Short task | Using the data below, copy every line that contains the word "financial".

Listing |

++++

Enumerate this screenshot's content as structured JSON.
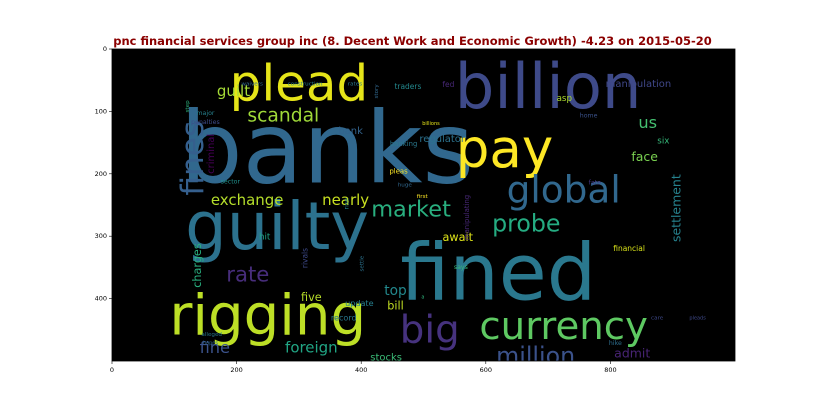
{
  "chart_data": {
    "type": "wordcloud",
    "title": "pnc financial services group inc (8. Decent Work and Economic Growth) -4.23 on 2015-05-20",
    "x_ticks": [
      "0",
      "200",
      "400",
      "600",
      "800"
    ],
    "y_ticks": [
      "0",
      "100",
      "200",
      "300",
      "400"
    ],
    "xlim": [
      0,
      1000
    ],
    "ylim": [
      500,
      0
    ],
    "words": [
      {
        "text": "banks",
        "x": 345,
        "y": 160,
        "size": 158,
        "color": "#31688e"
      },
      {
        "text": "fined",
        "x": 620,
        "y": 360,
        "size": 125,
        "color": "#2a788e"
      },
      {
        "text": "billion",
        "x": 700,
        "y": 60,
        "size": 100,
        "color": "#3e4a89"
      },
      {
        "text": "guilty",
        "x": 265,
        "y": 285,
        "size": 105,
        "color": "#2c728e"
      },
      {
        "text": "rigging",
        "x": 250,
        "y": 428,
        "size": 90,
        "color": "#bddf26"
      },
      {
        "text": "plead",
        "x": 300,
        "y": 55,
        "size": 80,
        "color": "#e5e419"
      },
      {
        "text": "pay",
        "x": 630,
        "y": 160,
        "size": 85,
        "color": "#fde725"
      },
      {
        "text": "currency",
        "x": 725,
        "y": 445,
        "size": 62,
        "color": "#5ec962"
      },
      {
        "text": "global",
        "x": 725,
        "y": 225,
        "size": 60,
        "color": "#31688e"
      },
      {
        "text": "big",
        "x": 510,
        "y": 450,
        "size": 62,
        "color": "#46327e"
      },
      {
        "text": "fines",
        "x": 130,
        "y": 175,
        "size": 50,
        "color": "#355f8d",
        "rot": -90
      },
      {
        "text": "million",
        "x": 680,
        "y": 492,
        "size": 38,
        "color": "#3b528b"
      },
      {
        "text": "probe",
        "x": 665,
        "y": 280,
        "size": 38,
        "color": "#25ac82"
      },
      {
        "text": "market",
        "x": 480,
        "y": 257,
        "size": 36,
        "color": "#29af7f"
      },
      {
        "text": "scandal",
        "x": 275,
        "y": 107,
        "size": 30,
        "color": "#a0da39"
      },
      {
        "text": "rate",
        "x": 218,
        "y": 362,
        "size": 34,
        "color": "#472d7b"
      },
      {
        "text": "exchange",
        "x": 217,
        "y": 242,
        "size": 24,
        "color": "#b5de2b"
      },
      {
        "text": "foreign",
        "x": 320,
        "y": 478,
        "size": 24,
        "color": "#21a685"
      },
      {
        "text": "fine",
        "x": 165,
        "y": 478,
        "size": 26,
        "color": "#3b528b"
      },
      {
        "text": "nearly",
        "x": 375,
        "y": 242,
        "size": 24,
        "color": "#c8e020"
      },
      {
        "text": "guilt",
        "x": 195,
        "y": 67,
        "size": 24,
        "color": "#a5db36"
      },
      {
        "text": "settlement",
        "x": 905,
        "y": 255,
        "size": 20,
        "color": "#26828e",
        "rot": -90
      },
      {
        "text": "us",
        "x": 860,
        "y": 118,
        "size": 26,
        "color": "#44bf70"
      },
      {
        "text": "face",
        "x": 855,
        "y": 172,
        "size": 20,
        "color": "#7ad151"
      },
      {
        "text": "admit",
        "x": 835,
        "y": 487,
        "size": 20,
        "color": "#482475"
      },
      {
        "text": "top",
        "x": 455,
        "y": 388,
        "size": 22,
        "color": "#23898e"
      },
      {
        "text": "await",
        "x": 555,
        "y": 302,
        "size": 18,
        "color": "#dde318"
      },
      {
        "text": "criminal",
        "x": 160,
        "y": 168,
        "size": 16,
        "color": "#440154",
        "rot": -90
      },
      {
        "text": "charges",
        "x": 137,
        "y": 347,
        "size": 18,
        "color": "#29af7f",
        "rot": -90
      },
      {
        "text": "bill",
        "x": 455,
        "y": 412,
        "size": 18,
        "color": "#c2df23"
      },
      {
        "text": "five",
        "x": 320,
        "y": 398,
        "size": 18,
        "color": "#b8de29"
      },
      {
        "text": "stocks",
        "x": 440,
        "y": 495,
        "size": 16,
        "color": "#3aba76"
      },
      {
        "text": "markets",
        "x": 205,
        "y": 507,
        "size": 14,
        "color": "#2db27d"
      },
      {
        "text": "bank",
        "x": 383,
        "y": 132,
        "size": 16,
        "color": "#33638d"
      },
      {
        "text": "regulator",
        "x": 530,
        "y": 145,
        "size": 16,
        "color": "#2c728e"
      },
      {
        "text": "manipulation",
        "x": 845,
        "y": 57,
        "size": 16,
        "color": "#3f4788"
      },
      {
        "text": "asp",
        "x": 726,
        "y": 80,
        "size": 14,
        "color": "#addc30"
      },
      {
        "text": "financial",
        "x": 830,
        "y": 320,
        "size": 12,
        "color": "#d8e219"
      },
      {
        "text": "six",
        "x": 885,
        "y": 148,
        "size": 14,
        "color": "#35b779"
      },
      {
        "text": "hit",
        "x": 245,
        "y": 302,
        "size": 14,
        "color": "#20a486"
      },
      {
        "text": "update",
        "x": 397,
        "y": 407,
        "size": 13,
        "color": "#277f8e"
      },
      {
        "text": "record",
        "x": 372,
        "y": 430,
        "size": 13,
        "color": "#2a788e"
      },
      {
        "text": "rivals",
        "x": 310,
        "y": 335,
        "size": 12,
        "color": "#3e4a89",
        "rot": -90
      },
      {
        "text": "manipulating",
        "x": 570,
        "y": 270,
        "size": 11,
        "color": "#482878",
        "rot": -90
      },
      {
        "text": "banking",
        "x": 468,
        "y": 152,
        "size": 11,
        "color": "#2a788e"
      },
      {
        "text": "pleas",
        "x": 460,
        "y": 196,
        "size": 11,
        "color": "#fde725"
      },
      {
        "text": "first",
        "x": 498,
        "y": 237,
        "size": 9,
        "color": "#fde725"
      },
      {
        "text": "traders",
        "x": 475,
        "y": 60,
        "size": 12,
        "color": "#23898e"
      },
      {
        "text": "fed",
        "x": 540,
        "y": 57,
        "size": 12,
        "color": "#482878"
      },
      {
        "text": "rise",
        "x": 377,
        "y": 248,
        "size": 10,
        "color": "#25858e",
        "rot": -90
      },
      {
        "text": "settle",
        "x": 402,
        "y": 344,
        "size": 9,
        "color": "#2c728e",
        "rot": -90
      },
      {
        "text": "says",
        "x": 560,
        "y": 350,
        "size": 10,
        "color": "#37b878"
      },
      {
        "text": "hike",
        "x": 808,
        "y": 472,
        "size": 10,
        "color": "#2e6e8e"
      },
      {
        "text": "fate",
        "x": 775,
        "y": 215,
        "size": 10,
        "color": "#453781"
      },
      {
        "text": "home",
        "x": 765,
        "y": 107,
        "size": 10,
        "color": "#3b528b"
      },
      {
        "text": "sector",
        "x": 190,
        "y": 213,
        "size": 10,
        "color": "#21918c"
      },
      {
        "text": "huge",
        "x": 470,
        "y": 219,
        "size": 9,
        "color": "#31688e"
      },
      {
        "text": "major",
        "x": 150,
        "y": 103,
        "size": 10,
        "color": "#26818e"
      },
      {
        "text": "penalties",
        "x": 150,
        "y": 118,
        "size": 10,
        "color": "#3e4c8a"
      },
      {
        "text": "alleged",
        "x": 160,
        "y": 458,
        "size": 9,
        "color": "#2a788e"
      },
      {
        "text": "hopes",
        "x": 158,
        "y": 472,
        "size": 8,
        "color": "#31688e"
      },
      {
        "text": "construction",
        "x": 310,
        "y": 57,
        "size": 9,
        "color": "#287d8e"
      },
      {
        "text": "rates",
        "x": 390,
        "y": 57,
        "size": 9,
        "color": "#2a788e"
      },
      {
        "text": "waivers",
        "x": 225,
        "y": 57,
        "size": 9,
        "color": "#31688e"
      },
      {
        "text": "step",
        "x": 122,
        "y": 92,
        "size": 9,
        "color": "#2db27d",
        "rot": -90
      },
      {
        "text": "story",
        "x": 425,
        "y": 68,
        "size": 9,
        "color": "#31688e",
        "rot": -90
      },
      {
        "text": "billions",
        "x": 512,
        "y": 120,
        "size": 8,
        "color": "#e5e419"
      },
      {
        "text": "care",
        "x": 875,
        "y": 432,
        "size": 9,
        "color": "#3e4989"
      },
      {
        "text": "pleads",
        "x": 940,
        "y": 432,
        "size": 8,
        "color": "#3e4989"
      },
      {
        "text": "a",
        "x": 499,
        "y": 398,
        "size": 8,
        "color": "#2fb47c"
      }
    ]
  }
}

++++

Written reply |
    "title": "pnc financial services group inc (8. Decent Work and Economic Growth) -4.23 on 2015-05-20",
        "text": "financial",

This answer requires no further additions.